#### INSTRUCTIONS TO FOLLOW:
Leave out the pictures and copy every record exactly.

-- -- --

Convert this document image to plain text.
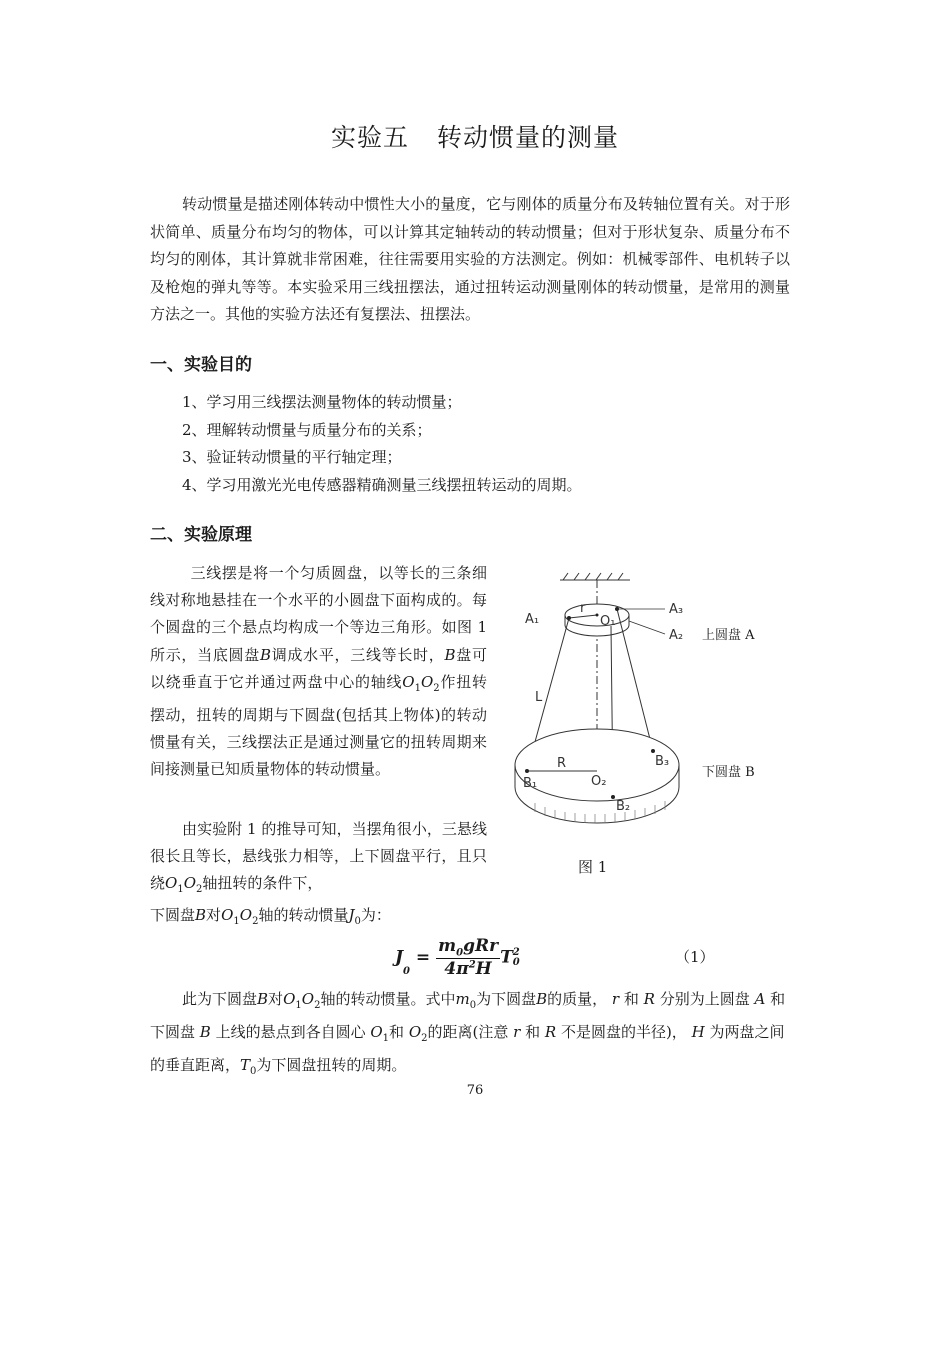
实验五 转动惯量的测量
转动惯量是描述刚体转动中惯性大小的量度，它与刚体的质量分布及转轴位置有关。对于形状简单、质量分布均匀的物体，可以计算其定轴转动的转动惯量；但对于形状复杂、质量分布不均匀的刚体，其计算就非常困难，往往需要用实验的方法测定。例如：机械零部件、电机转子以及枪炮的弹丸等等。本实验采用三线扭摆法，通过扭转运动测量刚体的转动惯量，是常用的测量方法之一。其他的实验方法还有复摆法、扭摆法。
一、实验目的
1、学习用三线摆法测量物体的转动惯量；
2、理解转动惯量与质量分布的关系；
3、验证转动惯量的平行轴定理；
4、学习用激光光电传感器精确测量三线摆扭转运动的周期。
二、实验原理
三线摆是将一个匀质圆盘，以等长的三条细线对称地悬挂在一个水平的小圆盘下面构成的。每个圆盘的三个悬点均构成一个等边三角形。如图 1 所示，当底圆盘B调成水平，三线等长时，B盘可以绕垂直于它并通过两盘中心的轴线$O_1O_2$作扭转摆动，扭转的周期与下圆盘(包括其上物体)的转动惯量有关，三线摆法正是通过测量它的扭转周期来间接测量已知质量物体的转动惯量。
由实验附 1 的推导可知，当摆角很小，三悬线很长且等长，悬线张力相等，上下圆盘平行，且只绕$O_1O_2$轴扭转的条件下，
下圆盘B对$O_1O_2$轴的转动惯量$J_0$为：
$J_0 = \frac{m_0gRr}{4\pi^2H} T2$
0	（1）
此为下圆盘B对$O_1O_2$轴的转动惯量。式中$m_0$为下圆盘B的质量， r 和 R 分别为上圆盘 A 和下圆盘 B 上线的悬点到各自圆心 $O_1$和 $O_2$的距离(注意 r 和 R 不是圆盘的半径)， H 为两盘之间的垂直距离，$T_0$为下圆盘扭转的周期。
A₁
A₃
A₂
O₁
r
L
R
B₁	O₂
B₃
B₂
上圆盘 A
下圆盘 B
图 1
76
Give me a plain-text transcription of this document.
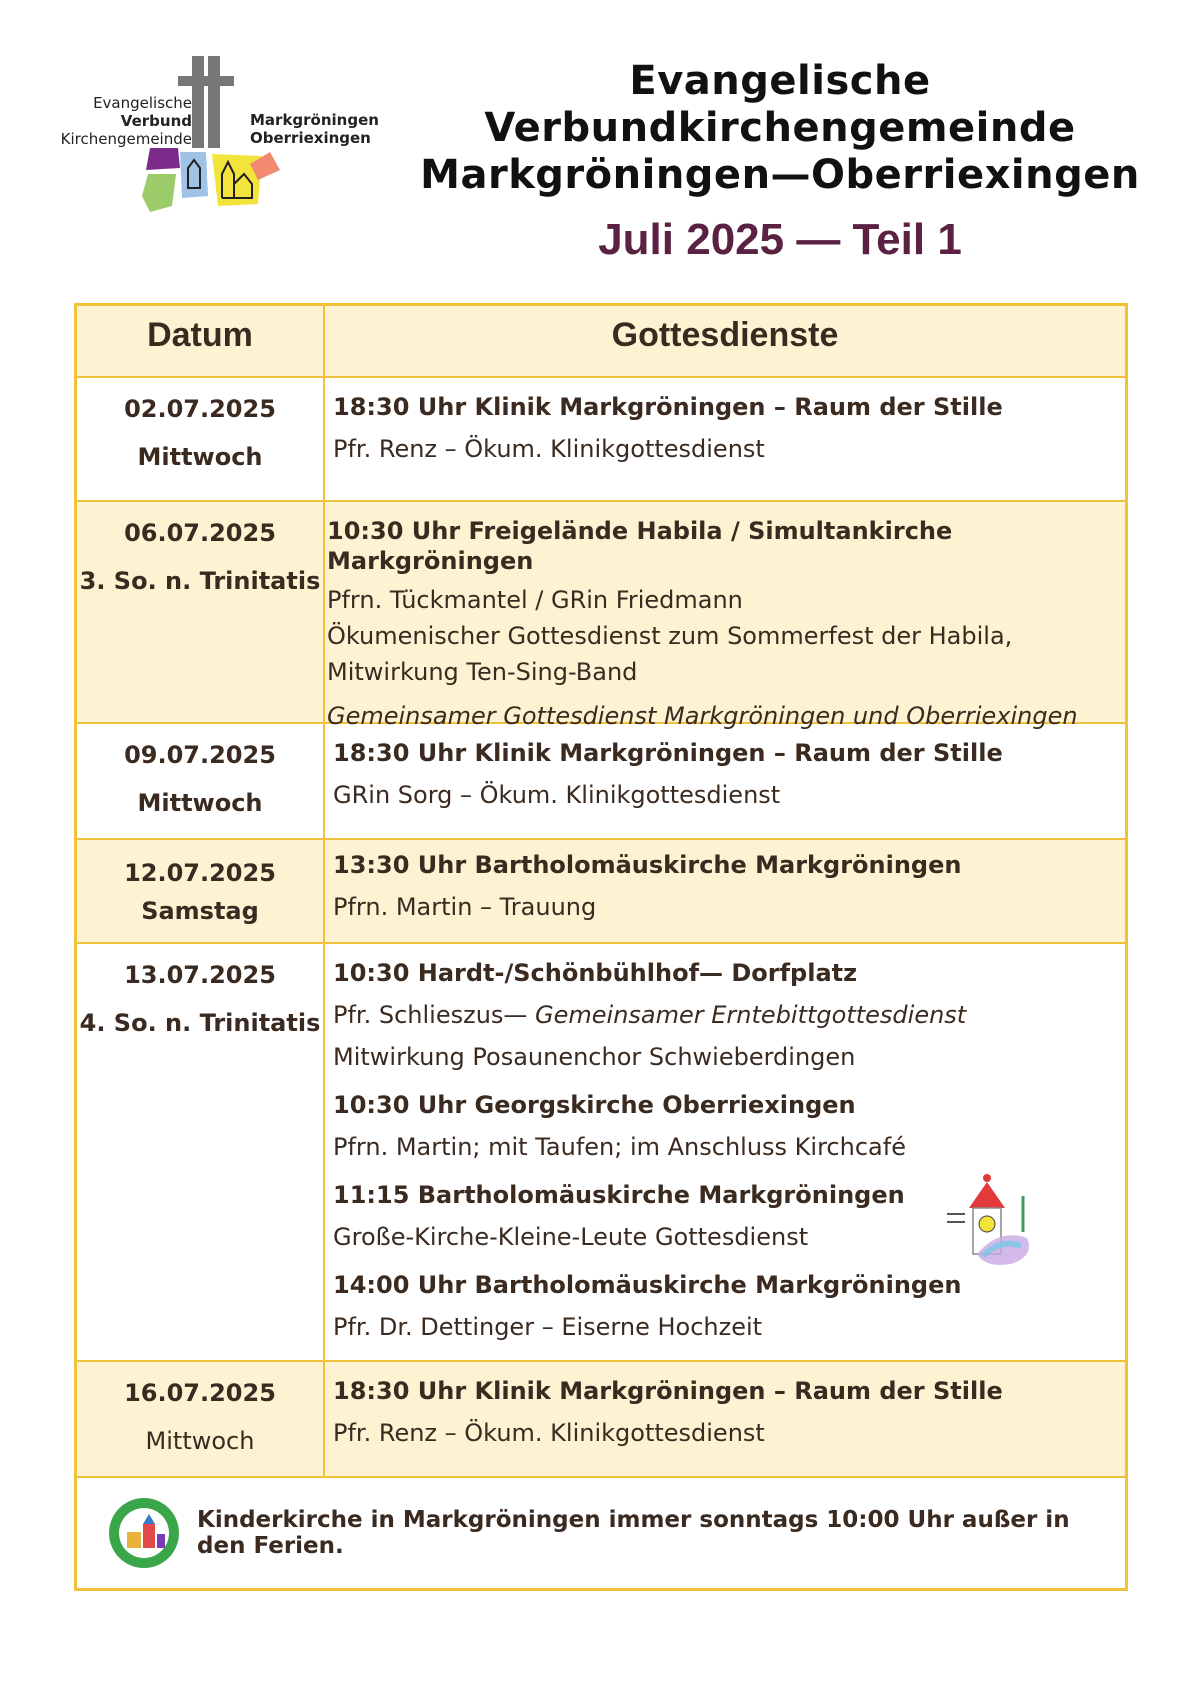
Evangelische
Verbund
Kirchengemeinde
Markgröningen
Oberriexingen
Evangelische
Verbundkirchengemeinde
Markgröningen—Oberriexingen
Juli 2025 — Teil 1
Datum	Gottesdienste
02.07.2025
Mittwoch
18:30 Uhr Klinik Markgröningen – Raum der Stille
Pfr. Renz – Ökum. Klinikgottesdienst
06.07.2025
3. So. n. Trinitatis
10:30 Uhr Freigelände Habila / Simultankirche Markgröningen
Pfrn. Tückmantel / GRin Friedmann
Ökumenischer Gottesdienst zum Sommerfest der Habila,
Mitwirkung Ten-Sing-Band
Gemeinsamer Gottesdienst Markgröningen und Oberriexingen
09.07.2025
Mittwoch
18:30 Uhr Klinik Markgröningen – Raum der Stille
GRin Sorg – Ökum. Klinikgottesdienst
12.07.2025
Samstag
13:30 Uhr Bartholomäuskirche Markgröningen
Pfrn. Martin – Trauung
13.07.2025
4. So. n. Trinitatis
10:30 Hardt-/Schönbühlhof— Dorfplatz
Pfr. Schlieszus— Gemeinsamer Erntebittgottesdienst
Mitwirkung Posaunenchor Schwieberdingen
10:30 Uhr Georgskirche Oberriexingen
Pfrn. Martin; mit Taufen; im Anschluss Kirchcafé
11:15 Bartholomäuskirche Markgröningen
Große-Kirche-Kleine-Leute Gottesdienst
14:00 Uhr Bartholomäuskirche Markgröningen
Pfr. Dr. Dettinger – Eiserne Hochzeit
16.07.2025
Mittwoch
18:30 Uhr Klinik Markgröningen – Raum der Stille
Pfr. Renz – Ökum. Klinikgottesdienst
Kinderkirche in Markgröningen immer sonntags 10:00 Uhr außer in den Ferien.
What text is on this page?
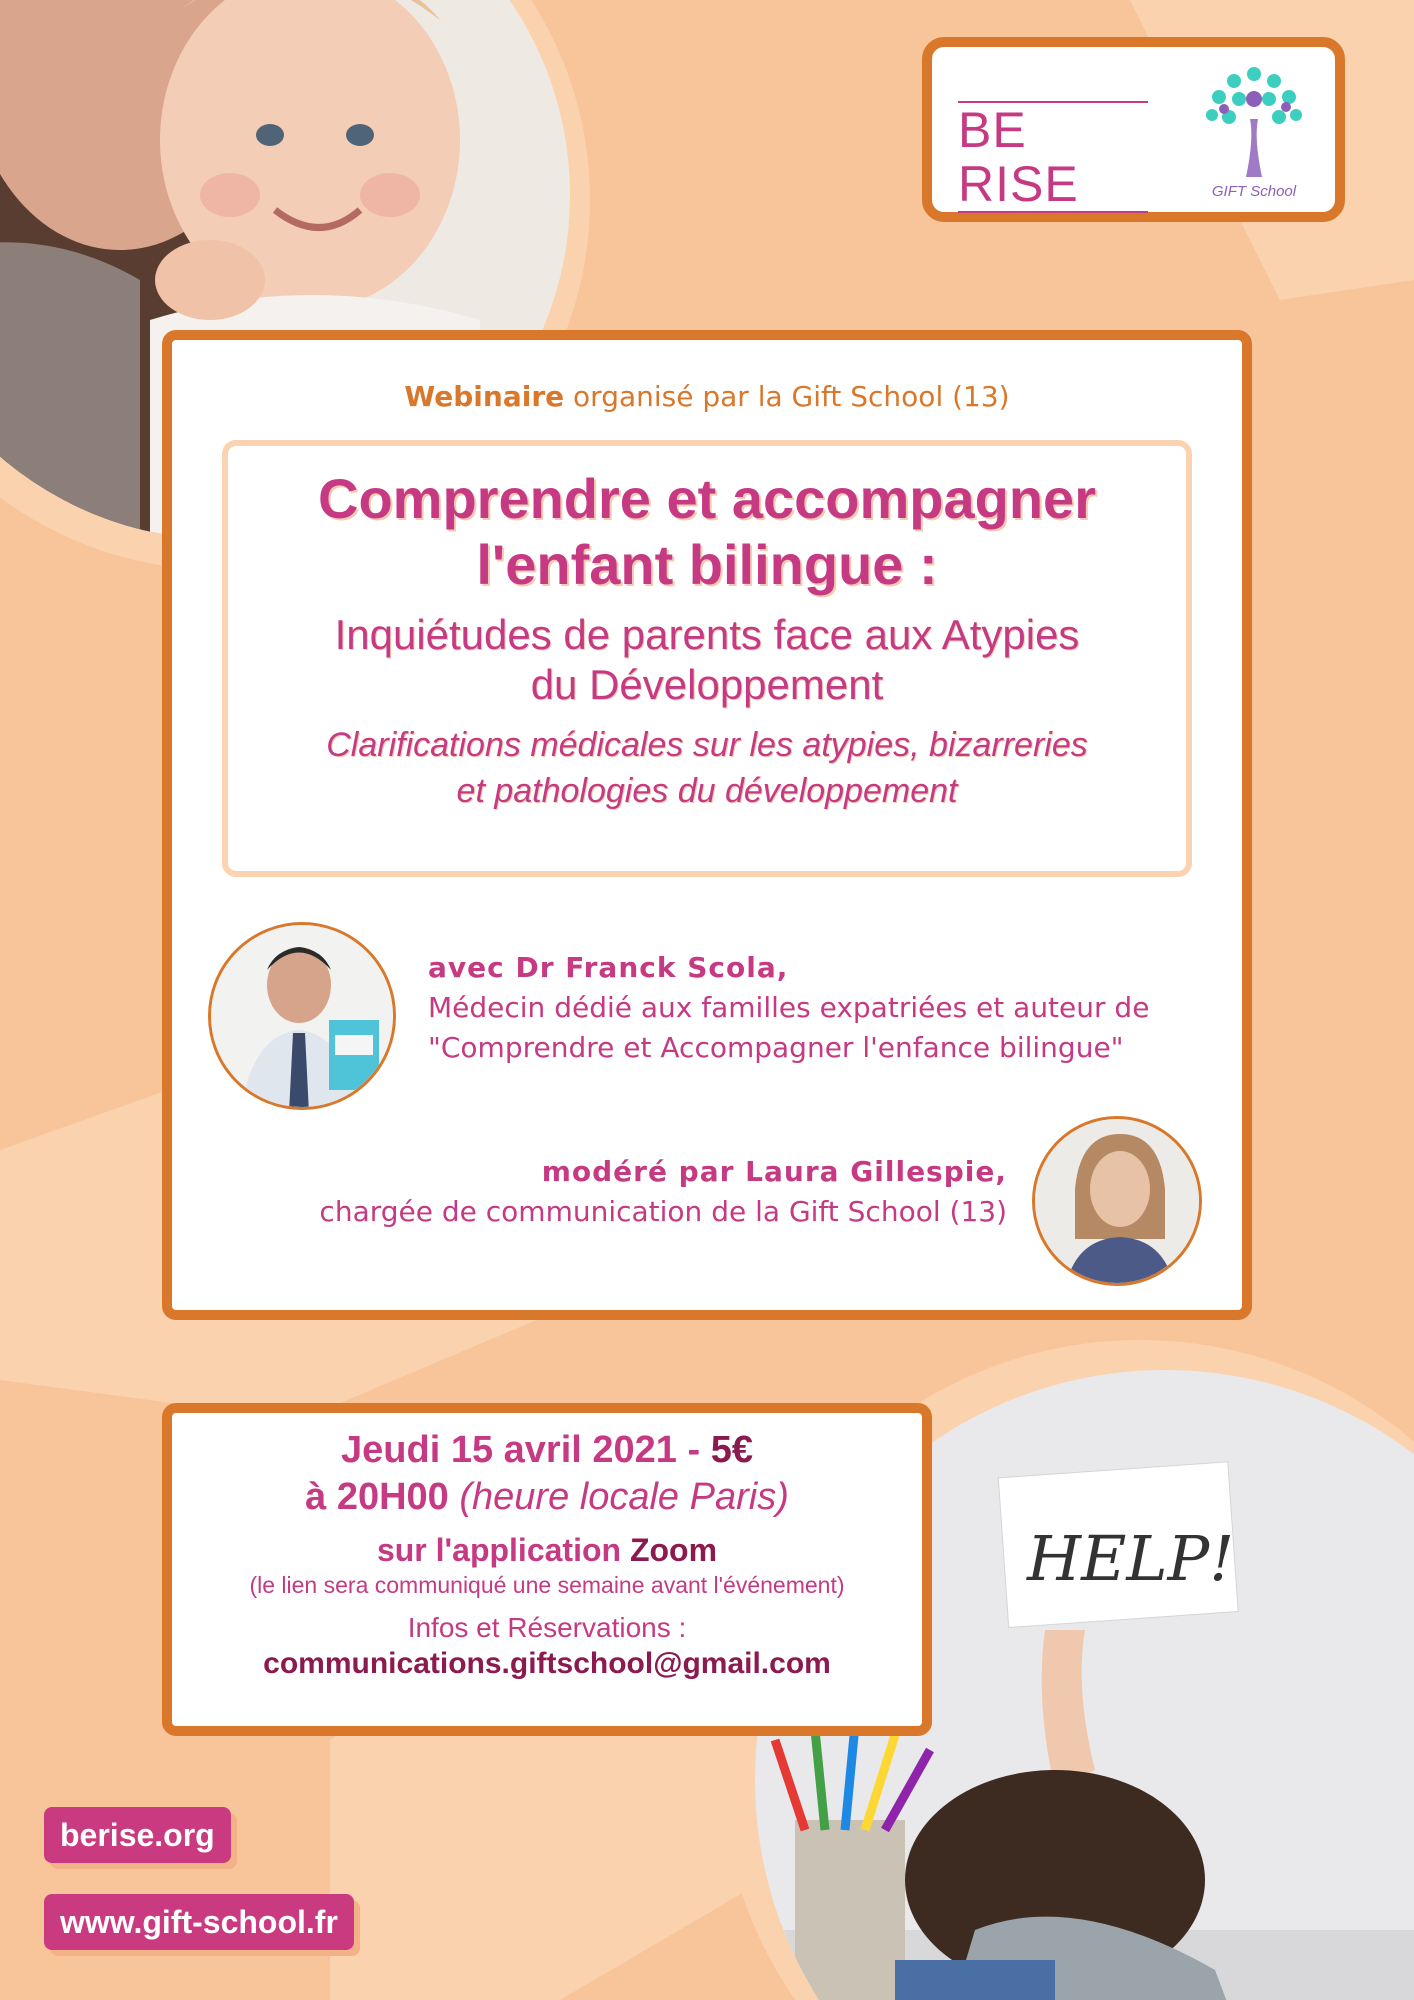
HELP!
BE RISE	GIFT School
Webinaire organisé par la Gift School (13)
Comprendre et accompagner
l'enfant bilingue :
Inquiétudes de parents face aux Atypies
du Développement
Clarifications médicales sur les atypies, bizarreries
et pathologies du développement
avec Dr Franck Scola,
Médecin dédié aux familles expatriées et auteur de
"Comprendre et Accompagner l'enfance bilingue"
modéré par Laura Gillespie,
chargée de communication de la Gift School (13)
Jeudi 15 avril 2021 - 5€
à 20H00 (heure locale Paris)
sur l'application Zoom
(le lien sera communiqué une semaine avant l'événement)
Infos et Réservations :
communications.giftschool@gmail.com
berise.org
www.gift-school.fr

-- -- --

#### TASK ANSWER:
Convert this document image to plain text.
实验五 转动惯量的测量
转动惯量是描述刚体转动中惯性大小的量度，它与刚体的质量分布及转轴位置有关。对于形状简单、质量分布均匀的物体，可以计算其定轴转动的转动惯量；但对于形状复杂、质量分布不均匀的刚体，其计算就非常困难，往往需要用实验的方法测定。例如：机械零部件、电机转子以及枪炮的弹丸等等。本实验采用三线扭摆法，通过扭转运动测量刚体的转动惯量，是常用的测量方法之一。其他的实验方法还有复摆法、扭摆法。
一、实验目的
1、学习用三线摆法测量物体的转动惯量；
2、理解转动惯量与质量分布的关系；
3、验证转动惯量的平行轴定理；
4、学习用激光光电传感器精确测量三线摆扭转运动的周期。
二、实验原理
三线摆是将一个匀质圆盘，以等长的三条细线对称地悬挂在一个水平的小圆盘下面构成的。每个圆盘的三个悬点均构成一个等边三角形。如图 1 所示，当底圆盘B调成水平，三线等长时，B盘可以绕垂直于它并通过两盘中心的轴线$O_1O_2$作扭转摆动，扭转的周期与下圆盘(包括其上物体)的转动惯量有关，三线摆法正是通过测量它的扭转周期来间接测量已知质量物体的转动惯量。
由实验附 1 的推导可知，当摆角很小，三悬线很长且等长，悬线张力相等，上下圆盘平行，且只绕$O_1O_2$轴扭转的条件下，
下圆盘B对$O_1O_2$轴的转动惯量$J_0$为：
$J_0 = \frac{m_0gRr}{4\pi^2H} T2$
0	（1）
此为下圆盘B对$O_1O_2$轴的转动惯量。式中$m_0$为下圆盘B的质量， r 和 R 分别为上圆盘 A 和下圆盘 B 上线的悬点到各自圆心 $O_1$和 $O_2$的距离(注意 r 和 R 不是圆盘的半径)， H 为两盘之间的垂直距离，$T_0$为下圆盘扭转的周期。
A₁
A₃
A₂
O₁
r
L
R
B₁	O₂
B₃
B₂
上圆盘 A
下圆盘 B
图 1
76
Give me a plain-text transcription of this document.
Evangelische
Verbund
Kirchengemeinde
Markgröningen
Oberriexingen
Evangelische
Verbundkirchengemeinde
Markgröningen—Oberriexingen
Juli 2025 — Teil 1
Datum	Gottesdienste
02.07.2025
Mittwoch
18:30 Uhr Klinik Markgröningen – Raum der Stille
Pfr. Renz – Ökum. Klinikgottesdienst
06.07.2025
3. So. n. Trinitatis
10:30 Uhr Freigelände Habila / Simultankirche Markgröningen
Pfrn. Tückmantel / GRin Friedmann
Ökumenischer Gottesdienst zum Sommerfest der Habila,
Mitwirkung Ten-Sing-Band
Gemeinsamer Gottesdienst Markgröningen und Oberriexingen
09.07.2025
Mittwoch
18:30 Uhr Klinik Markgröningen – Raum der Stille
GRin Sorg – Ökum. Klinikgottesdienst
12.07.2025
Samstag
13:30 Uhr Bartholomäuskirche Markgröningen
Pfrn. Martin – Trauung
13.07.2025
4. So. n. Trinitatis
10:30 Hardt-/Schönbühlhof— Dorfplatz
Pfr. Schlieszus— Gemeinsamer Erntebittgottesdienst
Mitwirkung Posaunenchor Schwieberdingen
10:30 Uhr Georgskirche Oberriexingen
Pfrn. Martin; mit Taufen; im Anschluss Kirchcafé
11:15 Bartholomäuskirche Markgröningen
Große-Kirche-Kleine-Leute Gottesdienst
14:00 Uhr Bartholomäuskirche Markgröningen
Pfr. Dr. Dettinger – Eiserne Hochzeit
16.07.2025
Mittwoch
18:30 Uhr Klinik Markgröningen – Raum der Stille
Pfr. Renz – Ökum. Klinikgottesdienst
Kinderkirche in Markgröningen immer sonntags 10:00 Uhr außer in den Ferien.
What text is on this page?
HELP!
BE RISE	GIFT School
Webinaire organisé par la Gift School (13)
Comprendre et accompagner
l'enfant bilingue :
Inquiétudes de parents face aux Atypies
du Développement
Clarifications médicales sur les atypies, bizarreries
et pathologies du développement
avec Dr Franck Scola,
Médecin dédié aux familles expatriées et auteur de
"Comprendre et Accompagner l'enfance bilingue"
modéré par Laura Gillespie,
chargée de communication de la Gift School (13)
Jeudi 15 avril 2021 - 5€
à 20H00 (heure locale Paris)
sur l'application Zoom
(le lien sera communiqué une semaine avant l'événement)
Infos et Réservations :
communications.giftschool@gmail.com
berise.org
www.gift-school.fr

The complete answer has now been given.